Your task
Lines holding the string "Cumulative" are the ones to copy; find them all in the data.

(Records from a collection)

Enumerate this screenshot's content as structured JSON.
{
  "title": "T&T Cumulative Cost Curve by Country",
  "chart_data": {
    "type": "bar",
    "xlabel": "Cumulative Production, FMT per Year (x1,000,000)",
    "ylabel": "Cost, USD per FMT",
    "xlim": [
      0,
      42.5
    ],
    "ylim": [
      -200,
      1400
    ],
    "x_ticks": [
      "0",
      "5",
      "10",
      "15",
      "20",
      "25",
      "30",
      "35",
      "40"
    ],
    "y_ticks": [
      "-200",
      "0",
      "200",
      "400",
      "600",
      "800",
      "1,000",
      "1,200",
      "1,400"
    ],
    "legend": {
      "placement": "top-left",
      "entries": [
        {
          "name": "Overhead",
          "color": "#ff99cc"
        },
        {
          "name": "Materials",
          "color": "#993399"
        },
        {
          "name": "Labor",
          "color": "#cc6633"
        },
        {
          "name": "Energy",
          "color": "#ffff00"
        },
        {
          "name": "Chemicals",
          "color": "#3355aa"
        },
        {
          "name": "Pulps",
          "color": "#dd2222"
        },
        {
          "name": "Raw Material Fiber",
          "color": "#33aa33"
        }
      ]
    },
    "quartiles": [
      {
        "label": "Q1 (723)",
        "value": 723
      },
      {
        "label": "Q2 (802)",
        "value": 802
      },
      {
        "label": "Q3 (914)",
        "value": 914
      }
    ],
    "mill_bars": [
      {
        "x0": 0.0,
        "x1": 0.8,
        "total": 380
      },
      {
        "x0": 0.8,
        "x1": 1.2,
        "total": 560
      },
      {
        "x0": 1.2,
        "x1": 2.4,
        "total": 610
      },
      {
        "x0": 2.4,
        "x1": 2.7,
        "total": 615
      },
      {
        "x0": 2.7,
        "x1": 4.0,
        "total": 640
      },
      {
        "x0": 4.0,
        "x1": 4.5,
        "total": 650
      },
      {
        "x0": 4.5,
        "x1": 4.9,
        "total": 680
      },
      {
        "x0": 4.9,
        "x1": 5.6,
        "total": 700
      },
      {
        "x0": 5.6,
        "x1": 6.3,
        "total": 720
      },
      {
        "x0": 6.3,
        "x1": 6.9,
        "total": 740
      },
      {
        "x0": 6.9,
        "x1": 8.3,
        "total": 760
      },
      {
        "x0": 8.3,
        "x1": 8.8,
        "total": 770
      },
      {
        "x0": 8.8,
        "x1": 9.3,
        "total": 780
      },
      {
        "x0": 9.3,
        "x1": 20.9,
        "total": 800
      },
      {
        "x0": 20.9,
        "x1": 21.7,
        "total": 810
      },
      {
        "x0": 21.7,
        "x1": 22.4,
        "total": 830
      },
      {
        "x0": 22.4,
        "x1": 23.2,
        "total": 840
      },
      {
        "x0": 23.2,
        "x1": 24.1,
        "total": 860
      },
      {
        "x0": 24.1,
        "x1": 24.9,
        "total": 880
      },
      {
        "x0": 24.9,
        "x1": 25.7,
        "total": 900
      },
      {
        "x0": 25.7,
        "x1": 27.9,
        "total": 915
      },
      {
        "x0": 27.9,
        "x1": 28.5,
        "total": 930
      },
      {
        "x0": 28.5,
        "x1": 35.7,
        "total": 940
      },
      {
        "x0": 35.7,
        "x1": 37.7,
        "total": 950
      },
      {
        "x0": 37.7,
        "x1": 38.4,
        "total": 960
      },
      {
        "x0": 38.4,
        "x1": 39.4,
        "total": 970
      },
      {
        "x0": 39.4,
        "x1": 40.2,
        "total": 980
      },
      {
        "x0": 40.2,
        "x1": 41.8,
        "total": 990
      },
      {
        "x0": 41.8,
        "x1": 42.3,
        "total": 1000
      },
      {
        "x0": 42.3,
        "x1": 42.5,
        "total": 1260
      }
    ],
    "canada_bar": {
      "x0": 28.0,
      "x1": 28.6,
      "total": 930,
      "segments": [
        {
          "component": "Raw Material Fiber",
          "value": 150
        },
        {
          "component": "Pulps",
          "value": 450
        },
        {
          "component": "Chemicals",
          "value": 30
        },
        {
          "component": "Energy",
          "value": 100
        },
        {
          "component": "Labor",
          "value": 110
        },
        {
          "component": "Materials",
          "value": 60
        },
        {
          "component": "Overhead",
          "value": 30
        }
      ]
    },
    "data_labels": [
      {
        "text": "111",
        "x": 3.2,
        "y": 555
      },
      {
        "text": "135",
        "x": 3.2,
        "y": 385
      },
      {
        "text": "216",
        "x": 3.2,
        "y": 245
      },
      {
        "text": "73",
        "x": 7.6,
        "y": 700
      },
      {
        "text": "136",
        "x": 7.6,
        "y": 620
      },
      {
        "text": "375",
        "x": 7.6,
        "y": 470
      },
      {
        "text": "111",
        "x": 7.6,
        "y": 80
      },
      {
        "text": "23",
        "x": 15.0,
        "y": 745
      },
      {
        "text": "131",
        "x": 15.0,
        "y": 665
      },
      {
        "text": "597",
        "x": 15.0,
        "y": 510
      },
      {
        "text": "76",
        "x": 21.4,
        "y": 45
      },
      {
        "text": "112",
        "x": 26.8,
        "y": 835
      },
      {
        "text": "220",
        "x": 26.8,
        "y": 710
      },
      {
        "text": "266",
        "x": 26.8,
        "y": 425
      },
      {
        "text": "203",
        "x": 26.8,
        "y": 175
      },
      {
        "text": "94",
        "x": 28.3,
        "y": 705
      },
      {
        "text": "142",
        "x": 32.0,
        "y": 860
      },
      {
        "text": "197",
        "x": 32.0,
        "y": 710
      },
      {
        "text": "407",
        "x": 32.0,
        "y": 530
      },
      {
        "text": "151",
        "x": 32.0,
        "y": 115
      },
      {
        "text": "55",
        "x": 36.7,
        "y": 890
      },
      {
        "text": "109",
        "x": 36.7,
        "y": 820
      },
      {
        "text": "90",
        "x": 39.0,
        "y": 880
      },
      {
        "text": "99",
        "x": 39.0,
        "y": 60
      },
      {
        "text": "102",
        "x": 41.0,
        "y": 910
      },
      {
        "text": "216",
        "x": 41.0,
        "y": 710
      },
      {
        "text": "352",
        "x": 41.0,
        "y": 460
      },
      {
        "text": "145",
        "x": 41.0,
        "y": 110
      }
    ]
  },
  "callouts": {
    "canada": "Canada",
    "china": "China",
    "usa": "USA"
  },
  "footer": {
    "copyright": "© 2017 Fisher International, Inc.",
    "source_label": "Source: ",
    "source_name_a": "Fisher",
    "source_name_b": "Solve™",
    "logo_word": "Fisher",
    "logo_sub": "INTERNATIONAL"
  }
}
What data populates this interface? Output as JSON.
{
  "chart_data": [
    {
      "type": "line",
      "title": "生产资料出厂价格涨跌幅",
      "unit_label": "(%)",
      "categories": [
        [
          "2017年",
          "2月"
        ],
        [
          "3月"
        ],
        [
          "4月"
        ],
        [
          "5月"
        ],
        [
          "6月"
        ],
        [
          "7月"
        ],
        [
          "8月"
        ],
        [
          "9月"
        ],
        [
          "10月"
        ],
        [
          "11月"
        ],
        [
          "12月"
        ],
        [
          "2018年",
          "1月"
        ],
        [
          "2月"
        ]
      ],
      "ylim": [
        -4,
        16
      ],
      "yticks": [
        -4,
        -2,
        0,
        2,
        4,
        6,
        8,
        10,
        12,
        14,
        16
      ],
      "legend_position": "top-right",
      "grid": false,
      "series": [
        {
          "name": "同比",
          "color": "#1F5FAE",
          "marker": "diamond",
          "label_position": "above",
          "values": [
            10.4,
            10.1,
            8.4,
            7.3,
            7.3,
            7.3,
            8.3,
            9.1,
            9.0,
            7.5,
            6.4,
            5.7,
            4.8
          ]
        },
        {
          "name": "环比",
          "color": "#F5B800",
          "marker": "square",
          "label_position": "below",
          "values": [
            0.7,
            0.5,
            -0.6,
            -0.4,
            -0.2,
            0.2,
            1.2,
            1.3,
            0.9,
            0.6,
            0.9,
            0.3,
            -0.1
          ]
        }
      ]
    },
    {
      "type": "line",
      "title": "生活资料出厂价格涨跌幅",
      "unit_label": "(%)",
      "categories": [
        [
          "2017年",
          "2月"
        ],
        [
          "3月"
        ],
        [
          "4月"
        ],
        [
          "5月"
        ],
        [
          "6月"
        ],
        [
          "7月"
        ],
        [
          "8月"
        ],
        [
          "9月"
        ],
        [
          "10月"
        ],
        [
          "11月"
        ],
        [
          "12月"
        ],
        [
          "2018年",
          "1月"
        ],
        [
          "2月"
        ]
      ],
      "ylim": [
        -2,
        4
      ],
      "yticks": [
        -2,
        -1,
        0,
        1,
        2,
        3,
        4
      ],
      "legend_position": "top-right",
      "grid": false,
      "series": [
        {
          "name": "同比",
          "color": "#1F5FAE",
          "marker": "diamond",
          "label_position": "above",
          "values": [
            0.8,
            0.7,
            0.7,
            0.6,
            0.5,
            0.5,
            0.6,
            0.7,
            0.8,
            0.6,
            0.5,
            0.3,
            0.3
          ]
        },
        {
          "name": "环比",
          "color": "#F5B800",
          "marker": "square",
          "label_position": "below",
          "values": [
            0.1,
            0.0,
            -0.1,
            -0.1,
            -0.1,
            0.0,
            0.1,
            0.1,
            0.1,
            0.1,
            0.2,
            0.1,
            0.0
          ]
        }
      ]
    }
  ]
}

Exercise answer
  "title": "T&T Cumulative Cost Curve by Country",
    "xlabel": "Cumulative Production, FMT per Year (x1,000,000)",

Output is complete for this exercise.